= GIVEN TASK =
Extract, from the listing that follows, each line containing the word "doing".

= DATASET RECORDS =

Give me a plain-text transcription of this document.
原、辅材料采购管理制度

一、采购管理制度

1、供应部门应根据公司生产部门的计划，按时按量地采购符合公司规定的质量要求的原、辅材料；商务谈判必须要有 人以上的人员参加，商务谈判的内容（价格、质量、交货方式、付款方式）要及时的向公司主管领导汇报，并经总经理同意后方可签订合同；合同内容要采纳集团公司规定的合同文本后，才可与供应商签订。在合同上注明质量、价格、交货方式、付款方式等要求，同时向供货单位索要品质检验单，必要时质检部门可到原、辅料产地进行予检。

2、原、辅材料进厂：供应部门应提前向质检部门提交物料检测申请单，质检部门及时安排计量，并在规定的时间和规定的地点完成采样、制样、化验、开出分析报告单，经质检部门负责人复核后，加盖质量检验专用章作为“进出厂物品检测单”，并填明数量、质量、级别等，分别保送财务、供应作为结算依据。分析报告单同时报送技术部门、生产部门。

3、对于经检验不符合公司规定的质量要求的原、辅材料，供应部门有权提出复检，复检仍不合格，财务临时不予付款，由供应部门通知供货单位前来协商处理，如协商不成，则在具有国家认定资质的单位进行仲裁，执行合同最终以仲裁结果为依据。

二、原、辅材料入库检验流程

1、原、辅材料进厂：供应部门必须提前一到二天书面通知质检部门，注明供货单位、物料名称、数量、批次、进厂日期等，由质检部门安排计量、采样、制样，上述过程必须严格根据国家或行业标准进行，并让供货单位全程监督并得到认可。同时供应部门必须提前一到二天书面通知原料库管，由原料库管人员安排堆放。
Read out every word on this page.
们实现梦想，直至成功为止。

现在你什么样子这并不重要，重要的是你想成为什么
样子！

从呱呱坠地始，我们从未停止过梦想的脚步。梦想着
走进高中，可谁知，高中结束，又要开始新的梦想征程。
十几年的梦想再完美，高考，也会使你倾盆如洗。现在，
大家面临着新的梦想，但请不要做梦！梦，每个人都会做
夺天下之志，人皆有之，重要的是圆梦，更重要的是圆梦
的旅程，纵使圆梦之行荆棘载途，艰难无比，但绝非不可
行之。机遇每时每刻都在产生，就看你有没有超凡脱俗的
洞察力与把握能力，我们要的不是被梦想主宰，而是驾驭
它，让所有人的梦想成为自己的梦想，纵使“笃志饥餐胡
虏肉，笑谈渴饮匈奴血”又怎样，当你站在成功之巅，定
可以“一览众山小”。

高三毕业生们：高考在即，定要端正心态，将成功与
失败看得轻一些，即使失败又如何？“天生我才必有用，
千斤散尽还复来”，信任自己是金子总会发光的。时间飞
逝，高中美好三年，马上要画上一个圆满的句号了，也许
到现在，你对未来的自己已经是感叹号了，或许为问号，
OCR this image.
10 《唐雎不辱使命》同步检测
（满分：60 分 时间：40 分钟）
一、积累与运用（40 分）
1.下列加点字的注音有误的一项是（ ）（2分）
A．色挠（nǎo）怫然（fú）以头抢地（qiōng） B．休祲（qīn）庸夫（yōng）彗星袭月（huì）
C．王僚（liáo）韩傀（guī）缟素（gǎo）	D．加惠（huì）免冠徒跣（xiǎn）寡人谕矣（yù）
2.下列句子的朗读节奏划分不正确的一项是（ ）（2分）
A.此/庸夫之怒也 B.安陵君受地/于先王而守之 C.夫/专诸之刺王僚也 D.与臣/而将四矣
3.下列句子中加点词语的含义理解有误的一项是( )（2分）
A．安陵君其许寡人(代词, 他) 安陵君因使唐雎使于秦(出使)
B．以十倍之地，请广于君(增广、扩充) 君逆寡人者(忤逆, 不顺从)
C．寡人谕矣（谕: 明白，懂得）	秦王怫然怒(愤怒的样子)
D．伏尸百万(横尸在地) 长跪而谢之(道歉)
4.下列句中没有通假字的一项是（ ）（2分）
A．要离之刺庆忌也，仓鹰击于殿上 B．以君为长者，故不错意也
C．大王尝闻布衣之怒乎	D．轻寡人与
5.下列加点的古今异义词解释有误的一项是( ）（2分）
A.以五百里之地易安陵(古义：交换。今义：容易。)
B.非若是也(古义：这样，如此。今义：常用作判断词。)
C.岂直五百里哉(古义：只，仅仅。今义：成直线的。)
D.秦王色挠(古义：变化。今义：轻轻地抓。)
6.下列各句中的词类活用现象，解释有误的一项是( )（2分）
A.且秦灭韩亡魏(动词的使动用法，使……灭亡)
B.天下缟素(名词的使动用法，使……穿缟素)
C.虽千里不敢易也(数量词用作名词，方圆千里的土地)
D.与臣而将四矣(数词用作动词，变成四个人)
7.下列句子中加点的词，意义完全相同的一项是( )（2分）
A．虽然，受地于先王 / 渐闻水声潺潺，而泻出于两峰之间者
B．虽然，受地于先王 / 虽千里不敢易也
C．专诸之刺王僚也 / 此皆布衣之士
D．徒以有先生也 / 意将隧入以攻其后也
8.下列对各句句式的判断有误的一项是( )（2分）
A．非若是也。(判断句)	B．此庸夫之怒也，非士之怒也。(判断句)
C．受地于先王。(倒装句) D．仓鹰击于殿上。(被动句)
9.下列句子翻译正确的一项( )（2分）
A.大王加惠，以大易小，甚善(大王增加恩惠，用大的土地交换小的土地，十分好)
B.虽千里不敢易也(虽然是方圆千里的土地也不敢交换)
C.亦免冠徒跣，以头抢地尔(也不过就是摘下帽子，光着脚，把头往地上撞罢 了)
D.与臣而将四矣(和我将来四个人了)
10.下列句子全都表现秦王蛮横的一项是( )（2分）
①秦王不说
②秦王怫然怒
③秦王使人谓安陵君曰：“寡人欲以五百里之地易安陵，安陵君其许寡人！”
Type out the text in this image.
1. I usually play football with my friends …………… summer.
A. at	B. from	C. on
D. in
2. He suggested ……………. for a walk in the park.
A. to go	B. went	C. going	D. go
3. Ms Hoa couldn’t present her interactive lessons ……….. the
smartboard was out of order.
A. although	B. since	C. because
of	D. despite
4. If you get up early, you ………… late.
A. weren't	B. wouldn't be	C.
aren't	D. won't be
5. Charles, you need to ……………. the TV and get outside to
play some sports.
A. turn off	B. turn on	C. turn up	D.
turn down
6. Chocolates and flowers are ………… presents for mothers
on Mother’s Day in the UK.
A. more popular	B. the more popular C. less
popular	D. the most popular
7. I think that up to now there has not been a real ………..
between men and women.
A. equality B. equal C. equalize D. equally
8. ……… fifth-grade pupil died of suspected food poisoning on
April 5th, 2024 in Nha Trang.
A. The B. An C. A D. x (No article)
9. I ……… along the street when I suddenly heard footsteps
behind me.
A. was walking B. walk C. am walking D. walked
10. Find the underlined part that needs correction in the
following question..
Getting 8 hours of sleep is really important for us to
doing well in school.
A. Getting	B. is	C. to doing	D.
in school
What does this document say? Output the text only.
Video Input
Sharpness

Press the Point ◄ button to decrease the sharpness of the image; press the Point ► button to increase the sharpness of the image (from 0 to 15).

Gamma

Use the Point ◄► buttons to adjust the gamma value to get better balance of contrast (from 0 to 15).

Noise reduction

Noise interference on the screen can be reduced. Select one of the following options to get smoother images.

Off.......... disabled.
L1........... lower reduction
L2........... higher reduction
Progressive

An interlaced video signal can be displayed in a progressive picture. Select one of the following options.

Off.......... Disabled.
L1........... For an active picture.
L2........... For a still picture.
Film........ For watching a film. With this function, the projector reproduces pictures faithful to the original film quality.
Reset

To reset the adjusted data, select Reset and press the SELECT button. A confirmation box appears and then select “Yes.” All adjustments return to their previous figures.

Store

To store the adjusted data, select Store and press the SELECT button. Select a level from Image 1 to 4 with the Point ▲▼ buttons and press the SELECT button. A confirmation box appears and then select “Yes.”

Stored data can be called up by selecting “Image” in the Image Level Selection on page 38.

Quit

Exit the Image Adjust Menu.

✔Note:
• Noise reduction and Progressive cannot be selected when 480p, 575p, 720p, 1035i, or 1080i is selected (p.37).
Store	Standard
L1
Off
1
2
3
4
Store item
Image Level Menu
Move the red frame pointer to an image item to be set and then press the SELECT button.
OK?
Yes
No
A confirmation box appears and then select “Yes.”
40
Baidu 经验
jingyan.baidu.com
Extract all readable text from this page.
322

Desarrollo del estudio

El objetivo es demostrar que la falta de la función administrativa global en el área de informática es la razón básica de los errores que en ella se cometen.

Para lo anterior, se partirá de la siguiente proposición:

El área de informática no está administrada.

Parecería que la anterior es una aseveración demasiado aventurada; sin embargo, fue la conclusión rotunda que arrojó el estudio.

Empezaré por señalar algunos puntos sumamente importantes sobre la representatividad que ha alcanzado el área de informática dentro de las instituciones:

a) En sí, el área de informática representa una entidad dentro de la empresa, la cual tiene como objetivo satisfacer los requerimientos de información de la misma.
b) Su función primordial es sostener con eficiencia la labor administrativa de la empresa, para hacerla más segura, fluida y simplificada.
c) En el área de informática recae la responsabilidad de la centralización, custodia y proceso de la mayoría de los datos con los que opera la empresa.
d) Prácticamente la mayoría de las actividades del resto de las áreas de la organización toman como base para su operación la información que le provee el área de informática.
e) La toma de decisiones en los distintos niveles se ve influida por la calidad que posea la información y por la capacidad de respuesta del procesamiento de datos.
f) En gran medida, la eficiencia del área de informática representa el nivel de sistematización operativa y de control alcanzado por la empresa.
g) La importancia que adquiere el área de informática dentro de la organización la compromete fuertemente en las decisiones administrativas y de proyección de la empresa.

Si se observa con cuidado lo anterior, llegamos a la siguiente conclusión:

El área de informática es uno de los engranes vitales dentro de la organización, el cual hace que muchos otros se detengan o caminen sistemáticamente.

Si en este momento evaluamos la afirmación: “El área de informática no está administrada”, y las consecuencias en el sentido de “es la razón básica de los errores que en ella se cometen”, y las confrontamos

= RESPONSE =
doing well in school.
A. Getting	B. is	C. to doing	D.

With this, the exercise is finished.